◆ **TASK STATEMENT**
Restate the whole of the material. Keep every word, and drop the pictures.

— Start of DATA EXTRACT —

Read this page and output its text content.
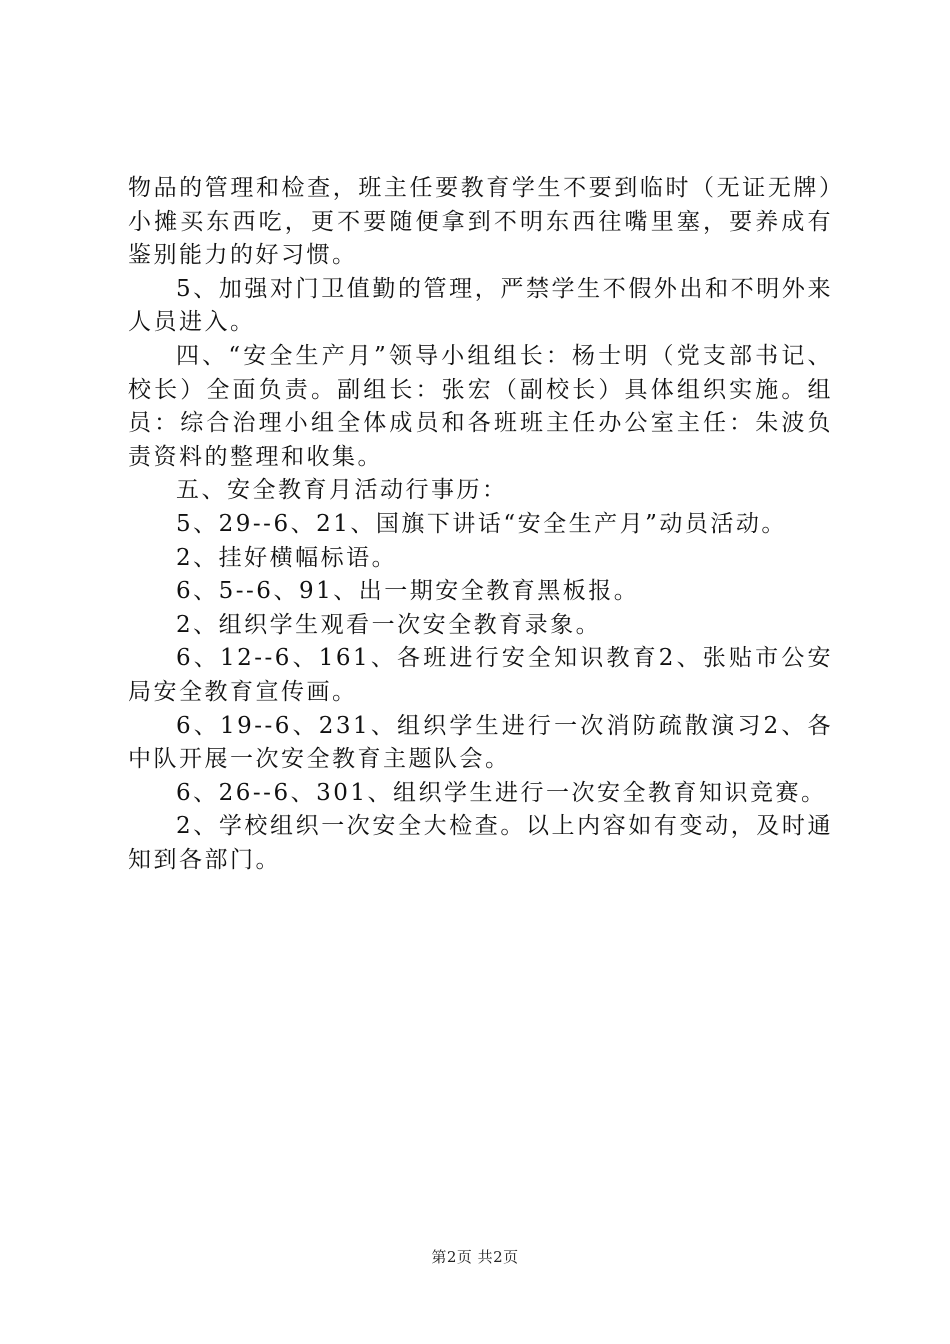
物品的管理和检查，班主任要教育学生不要到临时（无证无牌）小摊买东西吃，更不要随便拿到不明东西往嘴里塞，要养成有鉴别能力的好习惯。

5、加强对门卫值勤的管理，严禁学生不假外出和不明外来人员进入。

四、“安全生产月”领导小组组长：杨士明（党支部书记、校长）全面负责。副组长：张宏（副校长）具体组织实施。组员：综合治理小组全体成员和各班班主任办公室主任：朱波负责资料的整理和收集。

五、安全教育月活动行事历：

5、29--6、21、国旗下讲话“安全生产月”动员活动。

2、挂好横幅标语。

6、5--6、91、出一期安全教育黑板报。

2、组织学生观看一次安全教育录象。

6、12--6、161、各班进行安全知识教育2、张贴市公安局安全教育宣传画。

6、19--6、231、组织学生进行一次消防疏散演习2、各中队开展一次安全教育主题队会。

6、26--6、301、组织学生进行一次安全教育知识竞赛。

2、学校组织一次安全大检查。以上内容如有变动，及时通知到各部门。

第2页 共2页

— End of DATA EXTRACT —

◆ **OUTPUT OF THE TASK**
Read this page and output its text content.
物品的管理和检查，班主任要教育学生不要到临时（无证无牌）小摊买东西吃，更不要随便拿到不明东西往嘴里塞，要养成有鉴别能力的好习惯。

5、加强对门卫值勤的管理，严禁学生不假外出和不明外来人员进入。

四、“安全生产月”领导小组组长：杨士明（党支部书记、校长）全面负责。副组长：张宏（副校长）具体组织实施。组员：综合治理小组全体成员和各班班主任办公室主任：朱波负责资料的整理和收集。

五、安全教育月活动行事历：

5、29--6、21、国旗下讲话“安全生产月”动员活动。

2、挂好横幅标语。

6、5--6、91、出一期安全教育黑板报。

2、组织学生观看一次安全教育录象。

6、12--6、161、各班进行安全知识教育2、张贴市公安局安全教育宣传画。

6、19--6、231、组织学生进行一次消防疏散演习2、各中队开展一次安全教育主题队会。

6、26--6、301、组织学生进行一次安全教育知识竞赛。

2、学校组织一次安全大检查。以上内容如有变动，及时通知到各部门。

第2页 共2页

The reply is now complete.